- [Records shown]
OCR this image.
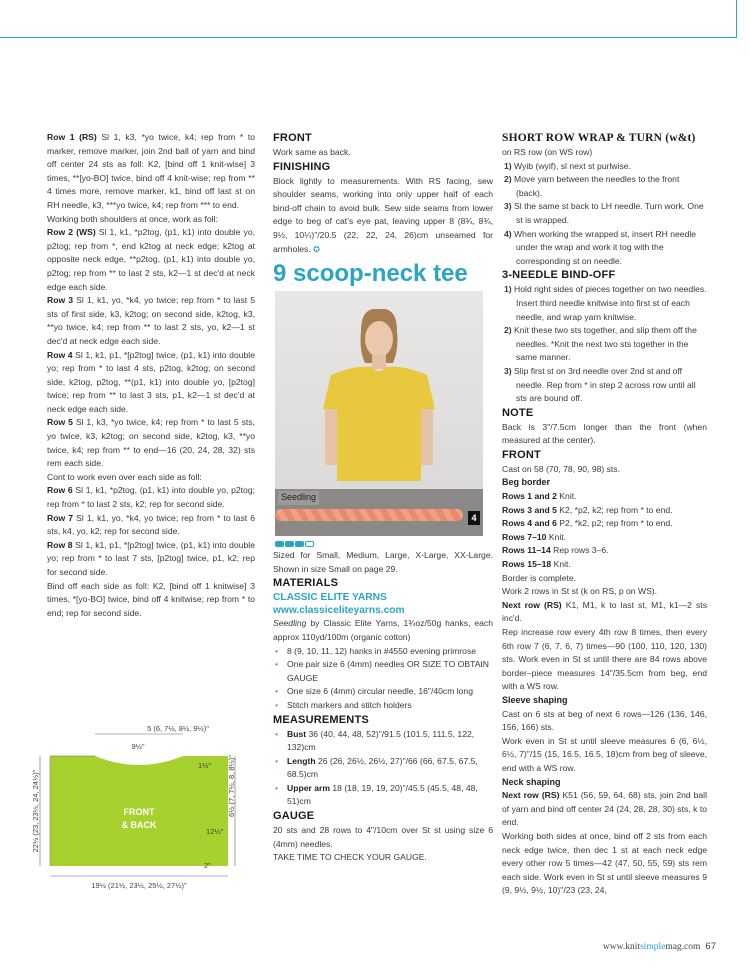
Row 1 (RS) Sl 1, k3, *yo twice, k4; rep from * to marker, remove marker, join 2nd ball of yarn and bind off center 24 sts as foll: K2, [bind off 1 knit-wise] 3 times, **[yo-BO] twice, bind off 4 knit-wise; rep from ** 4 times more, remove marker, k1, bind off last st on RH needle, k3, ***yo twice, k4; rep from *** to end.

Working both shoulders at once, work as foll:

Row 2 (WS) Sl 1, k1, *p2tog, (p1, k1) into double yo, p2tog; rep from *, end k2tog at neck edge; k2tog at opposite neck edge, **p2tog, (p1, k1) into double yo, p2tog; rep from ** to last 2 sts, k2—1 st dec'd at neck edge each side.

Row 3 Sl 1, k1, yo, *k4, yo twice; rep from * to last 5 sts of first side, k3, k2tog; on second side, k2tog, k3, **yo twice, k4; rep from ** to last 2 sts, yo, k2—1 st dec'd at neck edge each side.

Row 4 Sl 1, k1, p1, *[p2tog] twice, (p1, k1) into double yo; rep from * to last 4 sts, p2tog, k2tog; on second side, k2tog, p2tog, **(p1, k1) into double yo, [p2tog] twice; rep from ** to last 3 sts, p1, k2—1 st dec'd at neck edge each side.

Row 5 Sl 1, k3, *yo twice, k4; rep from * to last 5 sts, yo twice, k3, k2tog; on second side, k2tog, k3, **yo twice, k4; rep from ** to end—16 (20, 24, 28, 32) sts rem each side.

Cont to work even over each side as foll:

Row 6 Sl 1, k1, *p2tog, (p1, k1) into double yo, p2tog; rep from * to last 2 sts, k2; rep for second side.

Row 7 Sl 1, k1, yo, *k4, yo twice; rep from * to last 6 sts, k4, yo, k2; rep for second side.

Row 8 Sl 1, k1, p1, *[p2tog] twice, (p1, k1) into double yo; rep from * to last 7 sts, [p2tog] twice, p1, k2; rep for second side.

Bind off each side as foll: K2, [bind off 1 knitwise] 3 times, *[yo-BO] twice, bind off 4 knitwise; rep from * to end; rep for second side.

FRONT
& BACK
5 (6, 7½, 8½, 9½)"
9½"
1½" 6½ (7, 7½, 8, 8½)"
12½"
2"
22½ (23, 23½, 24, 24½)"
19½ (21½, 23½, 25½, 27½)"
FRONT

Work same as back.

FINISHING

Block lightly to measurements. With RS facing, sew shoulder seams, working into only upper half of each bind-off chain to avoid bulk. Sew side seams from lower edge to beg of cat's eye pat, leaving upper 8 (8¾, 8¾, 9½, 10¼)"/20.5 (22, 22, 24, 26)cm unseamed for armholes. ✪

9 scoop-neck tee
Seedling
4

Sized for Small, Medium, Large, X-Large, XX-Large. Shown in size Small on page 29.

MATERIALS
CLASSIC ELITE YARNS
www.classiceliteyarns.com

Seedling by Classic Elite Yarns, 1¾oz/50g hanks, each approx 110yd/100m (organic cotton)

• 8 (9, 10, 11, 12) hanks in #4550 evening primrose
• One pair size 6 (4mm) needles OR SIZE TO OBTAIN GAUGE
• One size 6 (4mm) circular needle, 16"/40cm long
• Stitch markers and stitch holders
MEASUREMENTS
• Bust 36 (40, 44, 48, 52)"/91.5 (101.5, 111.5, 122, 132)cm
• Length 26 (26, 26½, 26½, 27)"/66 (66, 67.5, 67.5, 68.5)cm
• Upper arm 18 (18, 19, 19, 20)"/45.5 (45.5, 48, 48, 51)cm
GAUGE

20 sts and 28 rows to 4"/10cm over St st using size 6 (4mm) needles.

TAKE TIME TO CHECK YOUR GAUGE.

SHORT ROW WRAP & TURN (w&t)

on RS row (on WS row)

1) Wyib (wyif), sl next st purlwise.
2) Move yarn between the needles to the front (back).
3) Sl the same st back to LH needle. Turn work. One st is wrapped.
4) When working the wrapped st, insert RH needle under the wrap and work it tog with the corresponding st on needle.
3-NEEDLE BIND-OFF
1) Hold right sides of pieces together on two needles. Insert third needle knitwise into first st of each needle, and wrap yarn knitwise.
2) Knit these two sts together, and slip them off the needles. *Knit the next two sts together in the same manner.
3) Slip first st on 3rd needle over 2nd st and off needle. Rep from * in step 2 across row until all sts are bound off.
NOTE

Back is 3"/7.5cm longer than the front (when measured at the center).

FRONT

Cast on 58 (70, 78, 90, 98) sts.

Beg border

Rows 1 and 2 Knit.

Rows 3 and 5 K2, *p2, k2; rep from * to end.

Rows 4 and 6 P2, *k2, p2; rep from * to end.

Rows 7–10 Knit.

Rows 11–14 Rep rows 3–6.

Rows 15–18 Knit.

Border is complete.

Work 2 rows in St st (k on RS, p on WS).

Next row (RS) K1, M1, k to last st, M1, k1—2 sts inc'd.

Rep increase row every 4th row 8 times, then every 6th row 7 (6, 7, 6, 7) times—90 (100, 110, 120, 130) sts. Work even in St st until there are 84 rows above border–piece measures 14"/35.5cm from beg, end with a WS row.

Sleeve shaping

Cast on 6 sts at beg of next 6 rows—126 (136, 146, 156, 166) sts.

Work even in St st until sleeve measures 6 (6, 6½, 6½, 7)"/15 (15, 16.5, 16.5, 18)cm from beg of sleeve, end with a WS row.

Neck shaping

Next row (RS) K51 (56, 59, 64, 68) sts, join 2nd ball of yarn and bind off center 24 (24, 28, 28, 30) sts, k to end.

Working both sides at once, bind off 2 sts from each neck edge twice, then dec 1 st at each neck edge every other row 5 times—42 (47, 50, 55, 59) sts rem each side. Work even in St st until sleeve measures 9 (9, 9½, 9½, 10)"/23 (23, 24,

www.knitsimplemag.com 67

- [Task requirements] Using the listing above, state the number of lines that hold "once", with no other text.

- [Written solution] 2